> [MATERIALS PROVIDED]:
+++

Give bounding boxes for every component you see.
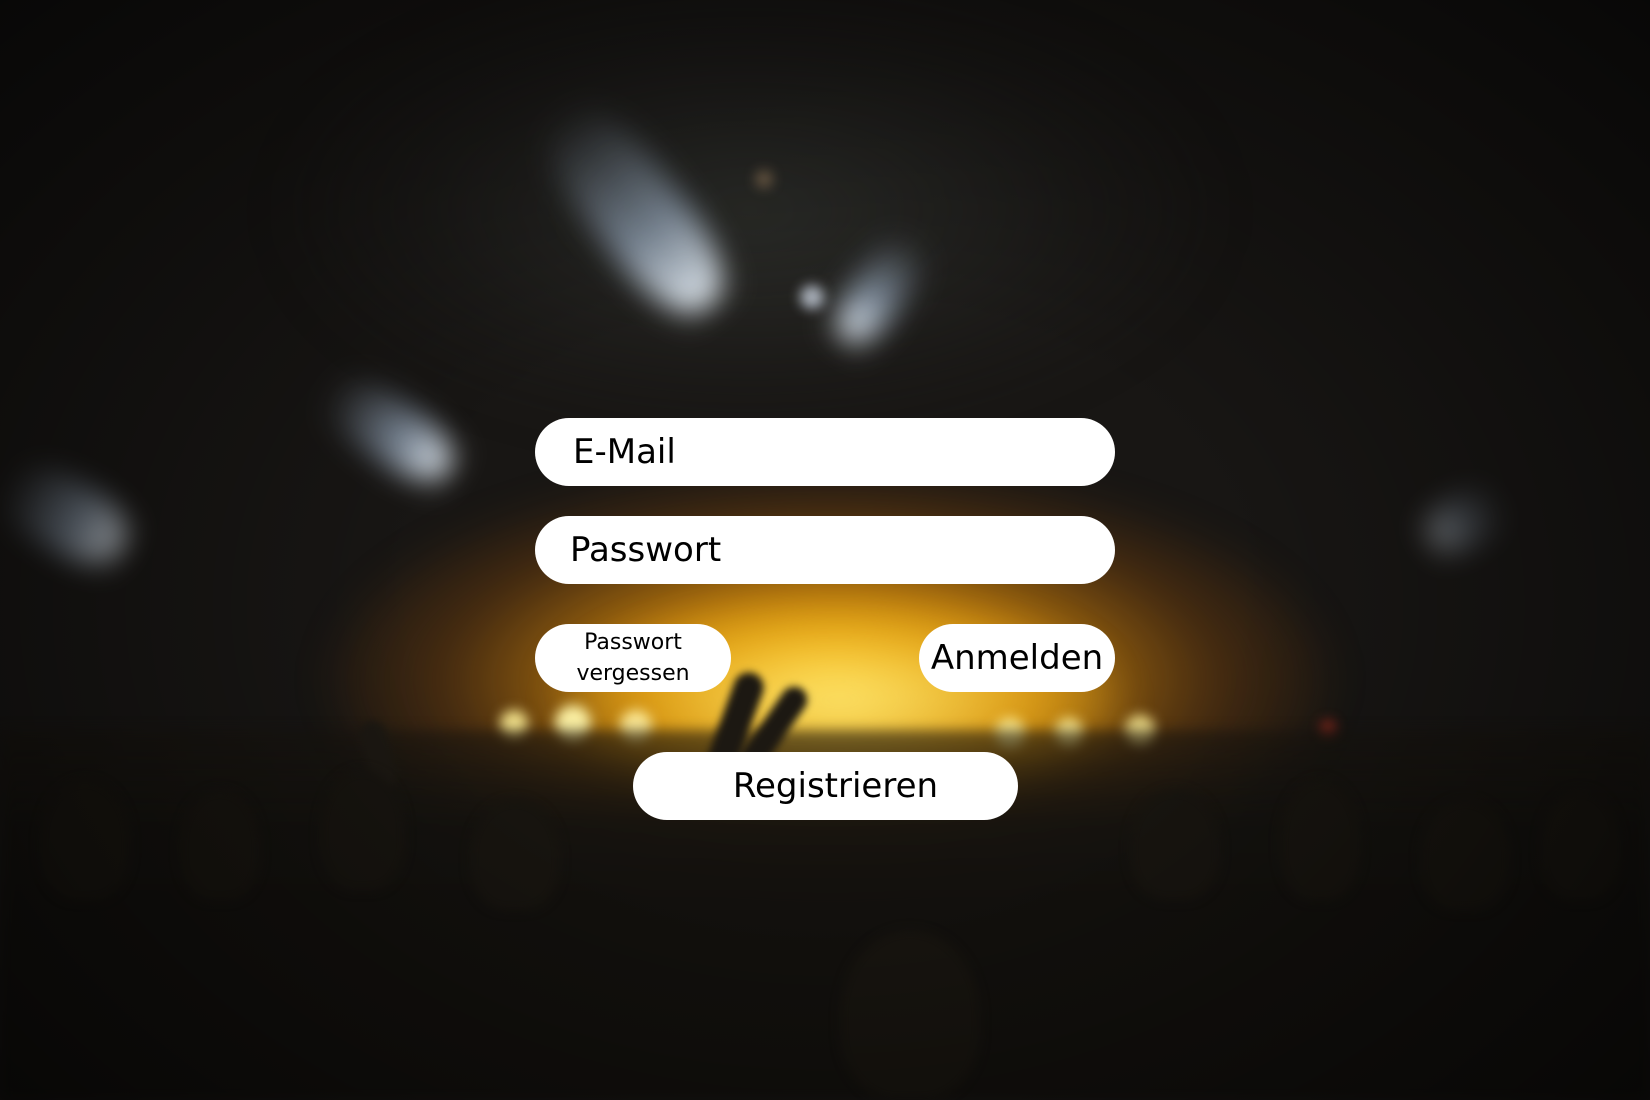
email-field[interactable]: E-Mail <box>535 418 1115 486</box>
login-screen: E-Mail Passwort Passwort vergessen Anmel… <box>0 0 1650 1100</box>
forgot-password-button[interactable]: Passwort vergessen <box>535 624 731 692</box>
email-placeholder: E-Mail <box>573 432 676 472</box>
password-field[interactable]: Passwort <box>535 516 1115 584</box>
password-placeholder: Passwort <box>570 530 722 570</box>
login-button[interactable]: Anmelden <box>919 624 1115 692</box>
register-button[interactable]: Registrieren <box>633 752 1018 820</box>
forgot-password-label: Passwort vergessen <box>543 627 723 689</box>
login-button-label: Anmelden <box>930 638 1104 678</box>
register-button-label: Registrieren <box>732 766 939 806</box>
forgot-password-line-1: Passwort <box>584 630 682 655</box>
forgot-password-line-2: vergessen <box>576 661 690 686</box>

+++

> [WHAT TO WORK ON]:
Render the material above as a Markdown table with two columns, No. and Line, giving each non-blank line its own numbered row. Leave the picture out of the table.

> [CORRECT OUTPUT]:
| No. | Line |
|---|---|
| 1 | Give bounding boxes for every component you see. |
| 2 | email-field[interactable]: E-Mail <box>535 418 1115 486</box> |
| 3 | login-screen: E-Mail Passwort Passwort vergessen Anmel… <box>0 0 1650 1100</box> |
| 4 | forgot-password-button[interactable]: Passwort vergessen <box>535 624 731 692</box> |
| 5 | email-placeholder: E-Mail <box>573 432 676 472</box> |
| 6 | password-field[interactable]: Passwort <box>535 516 1115 584</box> |
| 7 | password-placeholder: Passwort <box>570 530 722 570</box> |
| 8 | login-button[interactable]: Anmelden <box>919 624 1115 692</box> |
| 9 | register-button[interactable]: Registrieren <box>633 752 1018 820</box> |
| 10 | forgot-password-label: Passwort vergessen <box>543 627 723 689</box> |
| 11 | login-button-label: Anmelden <box>930 638 1104 678</box> |
| 12 | register-button-label: Registrieren <box>732 766 939 806</box> |
| 13 | forgot-password-line-1: Passwort <box>584 630 682 655</box> |
| 14 | forgot-password-line-2: vergessen <box>576 661 690 686</box> |